_Prompt:_
The records below hold pictures; please leave those out and retype the rest exactly.

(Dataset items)
◆ ◆ ◆

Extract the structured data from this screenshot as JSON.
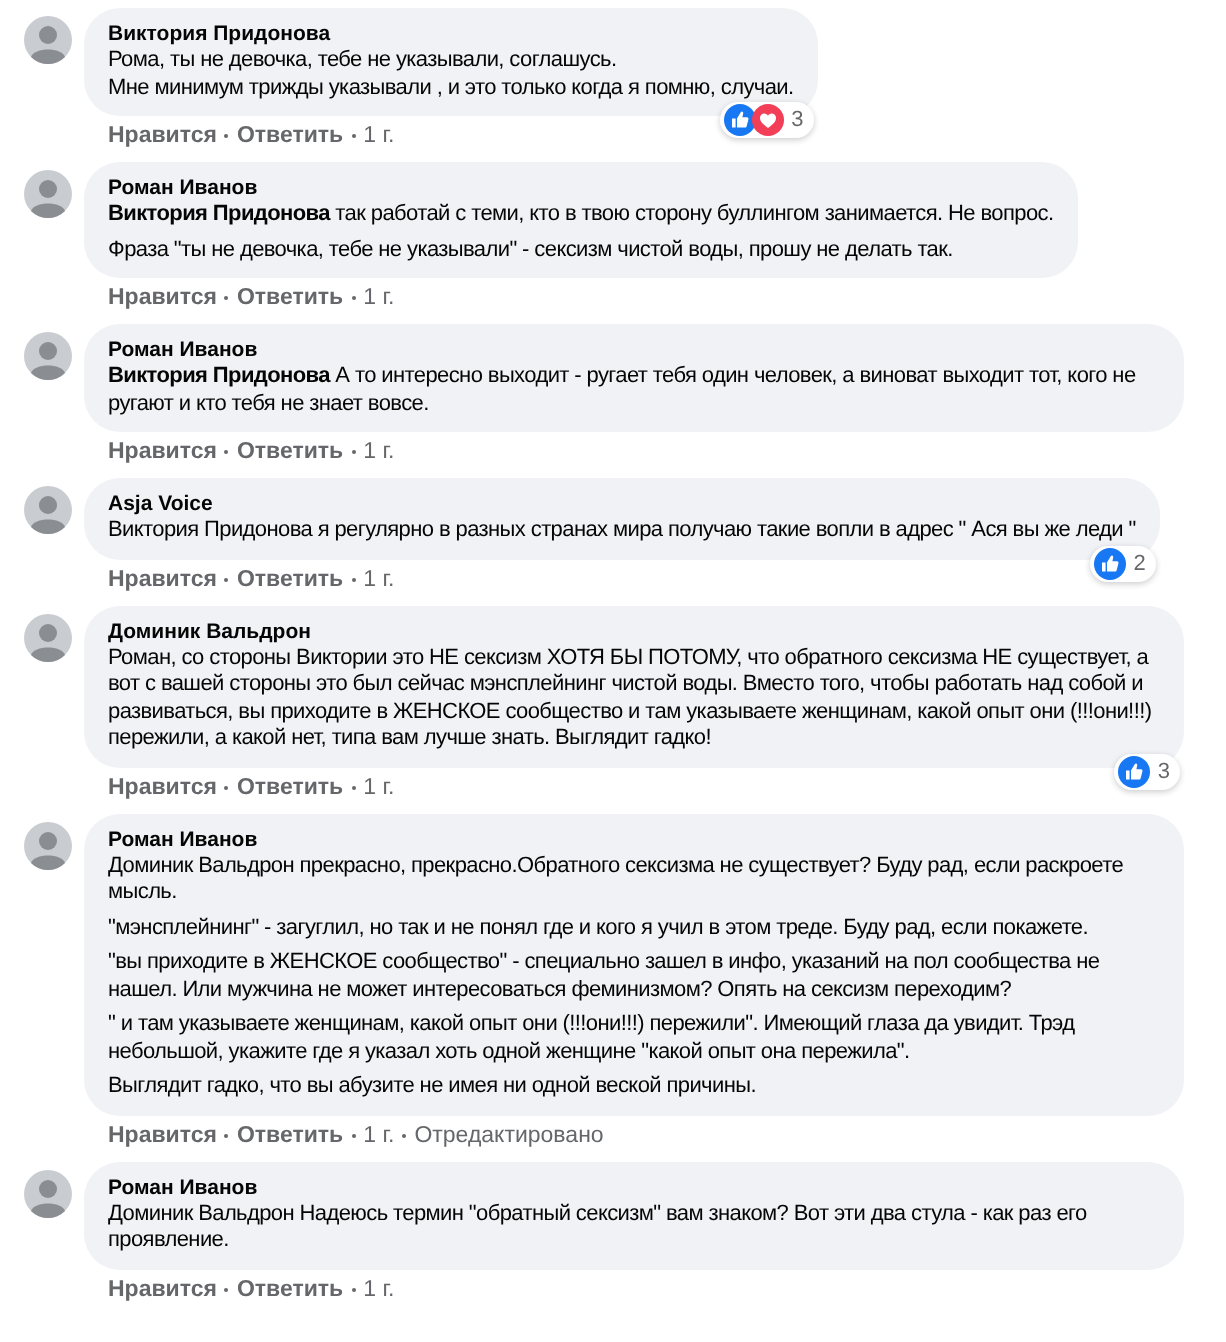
{
  "comments": [
    {
      "author": "Виктория Придонова",
      "paragraphs": [
        "Рома, ты не девочка, тебе не указывали, соглашусь.\nМне минимум трижды указывали , и это только когда я помню, случаи."
      ],
      "reactions": {
        "types": [
          {
            "kind": "like"
          },
          {
            "kind": "love"
          }
        ],
        "count": "3"
      },
      "actions": {
        "like": "Нравится",
        "reply": "Ответить",
        "time": "1 г."
      }
    },
    {
      "author": "Роман Иванов",
      "paragraphs": [
        "**Виктория Придонова** так работай с теми, кто в твою сторону буллингом занимается. Не вопрос.",
        "Фраза \"ты не девочка, тебе не указывали\" - сексизм чистой воды, прошу не делать так."
      ],
      "actions": {
        "like": "Нравится",
        "reply": "Ответить",
        "time": "1 г."
      }
    },
    {
      "author": "Роман Иванов",
      "paragraphs": [
        "**Виктория Придонова** А то интересно выходит - ругает тебя один человек, а виноват выходит тот, кого не ругают и кто тебя не знает вовсе."
      ],
      "actions": {
        "like": "Нравится",
        "reply": "Ответить",
        "time": "1 г."
      }
    },
    {
      "author": "Asja Voice",
      "paragraphs": [
        "Виктория Придонова я регулярно в разных странах мира получаю такие вопли в адрес \" Ася вы же леди \""
      ],
      "reactions": {
        "types": [
          {
            "kind": "like"
          }
        ],
        "count": "2"
      },
      "actions": {
        "like": "Нравится",
        "reply": "Ответить",
        "time": "1 г."
      }
    },
    {
      "author": "Доминик Вальдрон",
      "paragraphs": [
        "Роман, со стороны Виктории это НЕ сексизм ХОТЯ БЫ ПОТОМУ, что обратного сексизма НЕ существует, а вот с вашей стороны это был сейчас мэнсплейнинг чистой воды. Вместо того, чтобы работать над собой и развиваться, вы приходите в ЖЕНСКОЕ сообщество и там указываете женщинам, какой опыт они (!!!они!!!) пережили, а какой нет, типа вам лучше знать. Выглядит гадко!"
      ],
      "reactions": {
        "types": [
          {
            "kind": "like"
          }
        ],
        "count": "3"
      },
      "actions": {
        "like": "Нравится",
        "reply": "Ответить",
        "time": "1 г."
      }
    },
    {
      "author": "Роман Иванов",
      "paragraphs": [
        "Доминик Вальдрон прекрасно, прекрасно.Обратного сексизма не существует? Буду рад, если раскроете мысль.",
        "\"мэнсплейнинг\" - загуглил, но так и не понял где и кого я учил в этом треде. Буду рад, если покажете.",
        "\"вы приходите в ЖЕНСКОЕ сообщество\" - специально зашел в инфо, указаний на пол сообщества не нашел. Или мужчина не может интересоваться феминизмом? Опять на сексизм переходим?",
        "\" и там указываете женщинам, какой опыт они (!!!они!!!) пережили\". Имеющий глаза да увидит. Трэд небольшой, укажите где я указал хоть одной женщине \"какой опыт она пережила\".",
        "Выглядит гадко, что вы абузите не имея ни одной веской причины."
      ],
      "actions": {
        "like": "Нравится",
        "reply": "Ответить",
        "time": "1 г.",
        "edited": "Отредактировано"
      }
    },
    {
      "author": "Роман Иванов",
      "paragraphs": [
        "Доминик Вальдрон Надеюсь термин \"обратный сексизм\" вам знаком? Вот эти два стула - как раз его проявление."
      ],
      "actions": {
        "like": "Нравится",
        "reply": "Ответить",
        "time": "1 г."
      }
    }
  ]
}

◆ ◆ ◆

_Exercise output:_
Extract the structured data from this screenshot as JSON.
{
  "comments": [
    {
      "author": "Виктория Придонова",
      "paragraphs": [
        "Рома, ты не девочка, тебе не указывали, соглашусь.\nМне минимум трижды указывали , и это только когда я помню, случаи."
      ],
      "reactions": {
        "types": [
          {
            "kind": "like"
          },
          {
            "kind": "love"
          }
        ],
        "count": "3"
      },
      "actions": {
        "like": "Нравится",
        "reply": "Ответить",
        "time": "1 г."
      }
    },
    {
      "author": "Роман Иванов",
      "paragraphs": [
        "**Виктория Придонова** так работай с теми, кто в твою сторону буллингом занимается. Не вопрос.",
        "Фраза \"ты не девочка, тебе не указывали\" - сексизм чистой воды, прошу не делать так."
      ],
      "actions": {
        "like": "Нравится",
        "reply": "Ответить",
        "time": "1 г."
      }
    },
    {
      "author": "Роман Иванов",
      "paragraphs": [
        "**Виктория Придонова** А то интересно выходит - ругает тебя один человек, а виноват выходит тот, кого не ругают и кто тебя не знает вовсе."
      ],
      "actions": {
        "like": "Нравится",
        "reply": "Ответить",
        "time": "1 г."
      }
    },
    {
      "author": "Asja Voice",
      "paragraphs": [
        "Виктория Придонова я регулярно в разных странах мира получаю такие вопли в адрес \" Ася вы же леди \""
      ],
      "reactions": {
        "types": [
          {
            "kind": "like"
          }
        ],
        "count": "2"
      },
      "actions": {
        "like": "Нравится",
        "reply": "Ответить",
        "time": "1 г."
      }
    },
    {
      "author": "Доминик Вальдрон",
      "paragraphs": [
        "Роман, со стороны Виктории это НЕ сексизм ХОТЯ БЫ ПОТОМУ, что обратного сексизма НЕ существует, а вот с вашей стороны это был сейчас мэнсплейнинг чистой воды. Вместо того, чтобы работать над собой и развиваться, вы приходите в ЖЕНСКОЕ сообщество и там указываете женщинам, какой опыт они (!!!они!!!) пережили, а какой нет, типа вам лучше знать. Выглядит гадко!"
      ],
      "reactions": {
        "types": [
          {
            "kind": "like"
          }
        ],
        "count": "3"
      },
      "actions": {
        "like": "Нравится",
        "reply": "Ответить",
        "time": "1 г."
      }
    },
    {
      "author": "Роман Иванов",
      "paragraphs": [
        "Доминик Вальдрон прекрасно, прекрасно.Обратного сексизма не существует? Буду рад, если раскроете мысль.",
        "\"мэнсплейнинг\" - загуглил, но так и не понял где и кого я учил в этом треде. Буду рад, если покажете.",
        "\"вы приходите в ЖЕНСКОЕ сообщество\" - специально зашел в инфо, указаний на пол сообщества не нашел. Или мужчина не может интересоваться феминизмом? Опять на сексизм переходим?",
        "\" и там указываете женщинам, какой опыт они (!!!они!!!) пережили\". Имеющий глаза да увидит. Трэд небольшой, укажите где я указал хоть одной женщине \"какой опыт она пережила\".",
        "Выглядит гадко, что вы абузите не имея ни одной веской причины."
      ],
      "actions": {
        "like": "Нравится",
        "reply": "Ответить",
        "time": "1 г.",
        "edited": "Отредактировано"
      }
    },
    {
      "author": "Роман Иванов",
      "paragraphs": [
        "Доминик Вальдрон Надеюсь термин \"обратный сексизм\" вам знаком? Вот эти два стула - как раз его проявление."
      ],
      "actions": {
        "like": "Нравится",
        "reply": "Ответить",
        "time": "1 г."
      }
    }
  ]
}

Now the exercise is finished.